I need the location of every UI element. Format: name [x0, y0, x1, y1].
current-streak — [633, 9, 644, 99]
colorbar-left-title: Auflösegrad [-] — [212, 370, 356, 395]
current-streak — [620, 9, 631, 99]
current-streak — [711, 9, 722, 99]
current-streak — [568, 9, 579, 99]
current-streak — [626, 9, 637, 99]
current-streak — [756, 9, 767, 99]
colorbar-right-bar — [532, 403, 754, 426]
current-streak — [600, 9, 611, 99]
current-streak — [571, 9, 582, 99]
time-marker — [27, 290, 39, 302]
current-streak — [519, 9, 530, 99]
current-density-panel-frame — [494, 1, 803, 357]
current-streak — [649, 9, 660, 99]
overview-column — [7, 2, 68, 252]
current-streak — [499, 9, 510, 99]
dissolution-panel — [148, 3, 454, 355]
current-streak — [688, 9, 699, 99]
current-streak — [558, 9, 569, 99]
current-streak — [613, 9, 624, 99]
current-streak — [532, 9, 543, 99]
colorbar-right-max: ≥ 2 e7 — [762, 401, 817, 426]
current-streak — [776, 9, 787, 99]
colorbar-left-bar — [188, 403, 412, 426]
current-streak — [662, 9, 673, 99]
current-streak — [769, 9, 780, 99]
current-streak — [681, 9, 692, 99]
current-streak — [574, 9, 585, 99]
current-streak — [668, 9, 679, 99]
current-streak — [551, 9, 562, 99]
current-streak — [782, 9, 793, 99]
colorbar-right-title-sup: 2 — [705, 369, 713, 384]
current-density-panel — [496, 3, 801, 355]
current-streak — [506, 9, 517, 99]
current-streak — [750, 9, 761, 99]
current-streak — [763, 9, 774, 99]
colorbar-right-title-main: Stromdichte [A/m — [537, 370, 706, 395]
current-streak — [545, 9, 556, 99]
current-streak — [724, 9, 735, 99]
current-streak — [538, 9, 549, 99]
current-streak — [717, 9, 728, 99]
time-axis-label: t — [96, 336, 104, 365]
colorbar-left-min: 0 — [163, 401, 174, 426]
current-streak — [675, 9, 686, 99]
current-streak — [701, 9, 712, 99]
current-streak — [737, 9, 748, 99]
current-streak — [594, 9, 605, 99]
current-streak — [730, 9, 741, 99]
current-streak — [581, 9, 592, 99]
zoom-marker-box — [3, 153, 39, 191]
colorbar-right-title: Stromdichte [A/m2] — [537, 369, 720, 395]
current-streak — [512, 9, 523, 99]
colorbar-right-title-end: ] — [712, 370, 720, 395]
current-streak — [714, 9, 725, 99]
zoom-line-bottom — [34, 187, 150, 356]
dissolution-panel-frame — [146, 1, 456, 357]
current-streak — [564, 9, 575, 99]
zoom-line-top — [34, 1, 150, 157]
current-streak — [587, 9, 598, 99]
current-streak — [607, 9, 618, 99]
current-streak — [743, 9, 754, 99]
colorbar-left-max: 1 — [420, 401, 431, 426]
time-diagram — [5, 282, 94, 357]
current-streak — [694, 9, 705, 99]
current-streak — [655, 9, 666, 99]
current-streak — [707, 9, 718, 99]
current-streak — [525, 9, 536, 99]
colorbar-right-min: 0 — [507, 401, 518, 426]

··········

**What the task asks:**
Put every row above into a JSON list of strings, one string per row, and leave out any blank lines.

**Answer to this problem:**
[
  "I need the location of every UI element. Format: name [x0, y0, x1, y1].",
  "current-streak — [633, 9, 644, 99]",
  "colorbar-left-title: Auflösegrad [-] — [212, 370, 356, 395]",
  "current-streak — [620, 9, 631, 99]",
  "current-streak — [711, 9, 722, 99]",
  "current-streak — [568, 9, 579, 99]",
  "current-streak — [626, 9, 637, 99]",
  "current-streak — [756, 9, 767, 99]",
  "colorbar-right-bar — [532, 403, 754, 426]",
  "current-streak — [600, 9, 611, 99]",
  "current-streak — [571, 9, 582, 99]",
  "time-marker — [27, 290, 39, 302]",
  "current-streak — [519, 9, 530, 99]",
  "current-density-panel-frame — [494, 1, 803, 357]",
  "current-streak — [649, 9, 660, 99]",
  "overview-column — [7, 2, 68, 252]",
  "current-streak — [499, 9, 510, 99]",
  "dissolution-panel — [148, 3, 454, 355]",
  "current-streak — [688, 9, 699, 99]",
  "current-streak — [558, 9, 569, 99]",
  "current-streak — [613, 9, 624, 99]",
  "current-streak — [532, 9, 543, 99]",
  "colorbar-right-max: ≥ 2 e7 — [762, 401, 817, 426]",
  "current-streak — [776, 9, 787, 99]",
  "colorbar-left-bar — [188, 403, 412, 426]",
  "current-streak — [662, 9, 673, 99]",
  "current-streak — [769, 9, 780, 99]",
  "current-streak — [681, 9, 692, 99]",
  "current-streak — [574, 9, 585, 99]",
  "current-streak — [668, 9, 679, 99]",
  "current-streak — [551, 9, 562, 99]",
  "current-streak — [782, 9, 793, 99]",
  "colorbar-right-title-sup: 2 — [705, 369, 713, 384]",
  "current-density-panel — [496, 3, 801, 355]",
  "current-streak — [506, 9, 517, 99]",
  "current-streak — [750, 9, 761, 99]",
  "current-streak — [763, 9, 774, 99]",
  "colorbar-right-title-main: Stromdichte [A/m — [537, 370, 706, 395]",
  "current-streak — [545, 9, 556, 99]",
  "current-streak — [724, 9, 735, 99]",
  "current-streak — [538, 9, 549, 99]",
  "current-streak — [717, 9, 728, 99]",
  "time-axis-label: t — [96, 336, 104, 365]",
  "colorbar-left-min: 0 — [163, 401, 174, 426]",
  "current-streak — [675, 9, 686, 99]",
  "current-streak — [701, 9, 712, 99]",
  "current-streak — [737, 9, 748, 99]",
  "current-streak — [594, 9, 605, 99]",
  "current-streak — [730, 9, 741, 99]",
  "current-streak — [581, 9, 592, 99]",
  "zoom-marker-box — [3, 153, 39, 191]",
  "colorbar-right-title: Stromdichte [A/m2] — [537, 369, 720, 395]",
  "current-streak — [512, 9, 523, 99]",
  "colorbar-right-title-end: ] — [712, 370, 720, 395]",
  "current-streak — [714, 9, 725, 99]",
  "zoom-line-bottom — [34, 187, 150, 356]",
  "dissolution-panel-frame — [146, 1, 456, 357]",
  "current-streak — [564, 9, 575, 99]",
  "zoom-line-top — [34, 1, 150, 157]",
  "current-streak — [587, 9, 598, 99]",
  "current-streak — [607, 9, 618, 99]",
  "current-streak — [743, 9, 754, 99]",
  "colorbar-left-max: 1 — [420, 401, 431, 426]",
  "time-diagram — [5, 282, 94, 357]",
  "current-streak — [694, 9, 705, 99]",
  "current-streak — [655, 9, 666, 99]",
  "current-streak — [707, 9, 718, 99]",
  "current-streak — [525, 9, 536, 99]",
  "colorbar-right-min: 0 — [507, 401, 518, 426]"
]